Task statement
Return each line of the data below exactly, omitting any pictures.

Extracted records
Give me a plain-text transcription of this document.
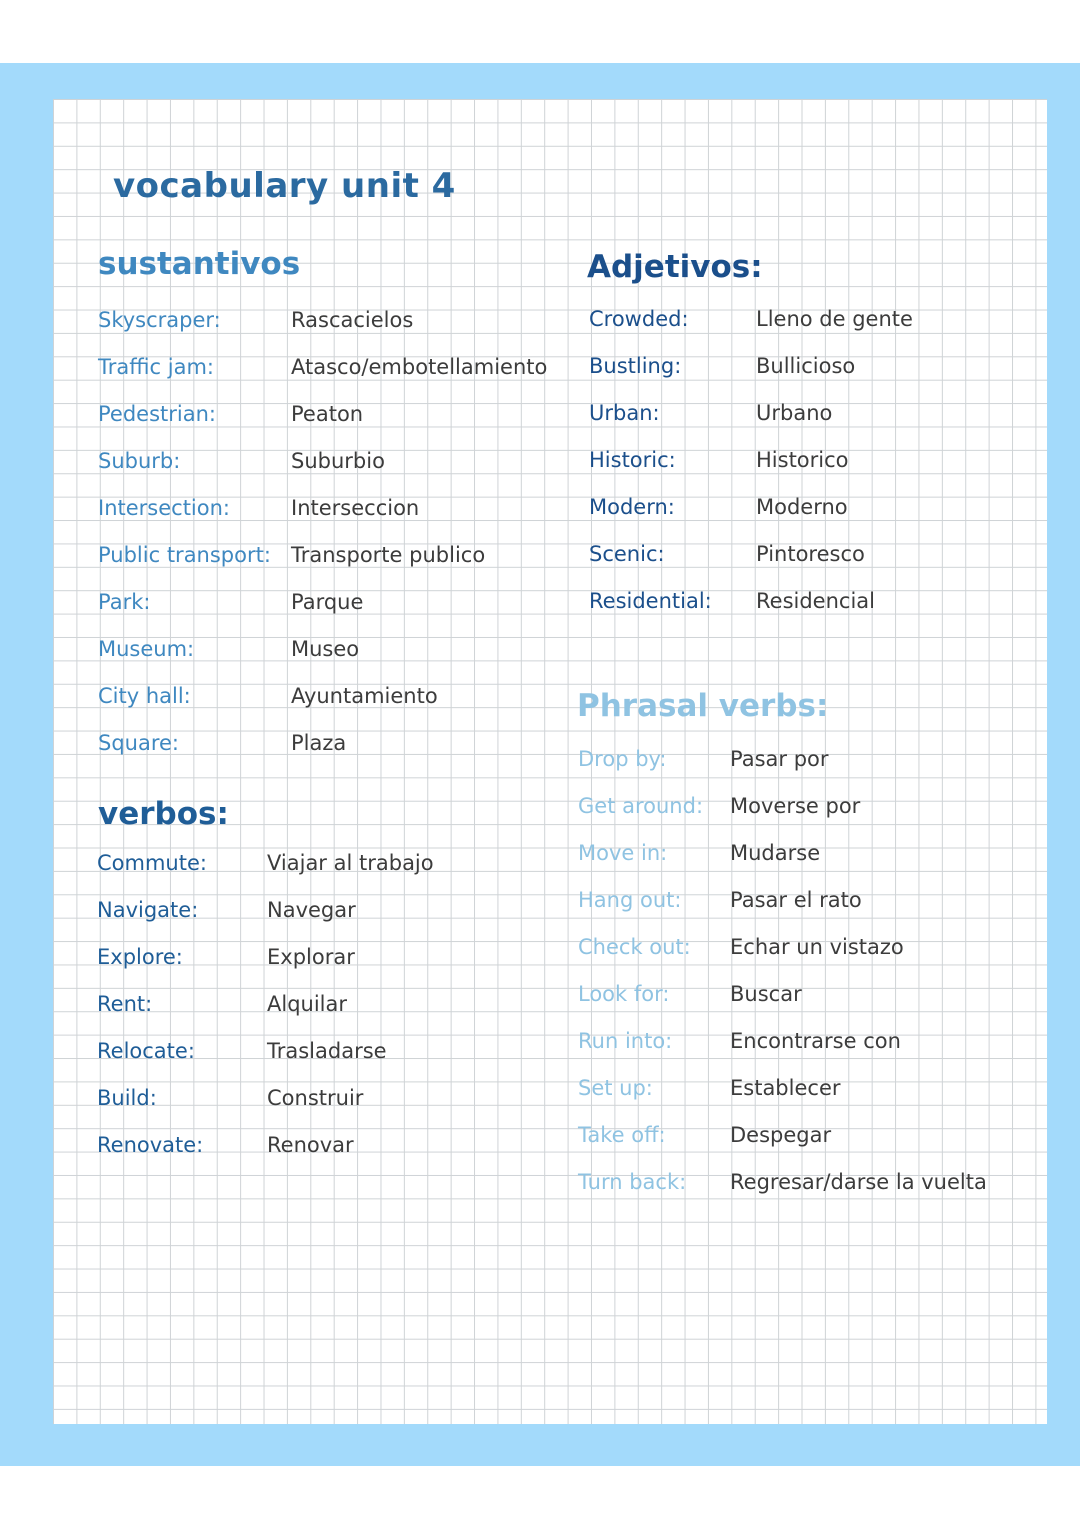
vocabulary unit 4
sustantivos
Skyscraper:	Rascacielos
Traffic jam:	Atasco/embotellamiento
Pedestrian:	Peaton
Suburb:	Suburbio
Intersection:	Interseccion
Public transport: Transporte publico
Park:	Parque
Museum:	Museo
City hall:	Ayuntamiento
Square:	Plaza
verbos:
Commute:	Viajar al trabajo
Navigate:	Navegar
Explore:	Explorar
Rent:	Alquilar
Relocate:	Trasladarse
Build:	Construir
Renovate:	Renovar
Adjetivos:
Crowded:	Lleno de gente
Bustling:	Bullicioso
Urban:	Urbano
Historic:	Historico
Modern:	Moderno
Scenic:	Pintoresco
Residential: Residencial
Phrasal verbs:
Drop by:	Pasar por
Get around: Moverse por
Move in:	Mudarse
Hang out: Pasar el rato
Check out: Echar un vistazo
Look for:	Buscar
Run into:	Encontrarse con
Set up:	Establecer
Take off:	Despegar
Turn back: Regresar/darse la vuelta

Response to the task
Give me a plain-text transcription of this document.
vocabulary unit 4
sustantivos
Skyscraper:	Rascacielos
Traffic jam:	Atasco/embotellamiento
Pedestrian:	Peaton
Suburb:	Suburbio
Intersection:	Interseccion
Public transport: Transporte publico
Park:	Parque
Museum:	Museo
City hall:	Ayuntamiento
Square:	Plaza
verbos:
Commute:	Viajar al trabajo
Navigate:	Navegar
Explore:	Explorar
Rent:	Alquilar
Relocate:	Trasladarse
Build:	Construir
Renovate:	Renovar
Adjetivos:
Crowded:	Lleno de gente
Bustling:	Bullicioso
Urban:	Urbano
Historic:	Historico
Modern:	Moderno
Scenic:	Pintoresco
Residential: Residencial
Phrasal verbs:
Drop by:	Pasar por
Get around: Moverse por
Move in:	Mudarse
Hang out: Pasar el rato
Check out: Echar un vistazo
Look for:	Buscar
Run into:	Encontrarse con
Set up:	Establecer
Take off:	Despegar
Turn back: Regresar/darse la vuelta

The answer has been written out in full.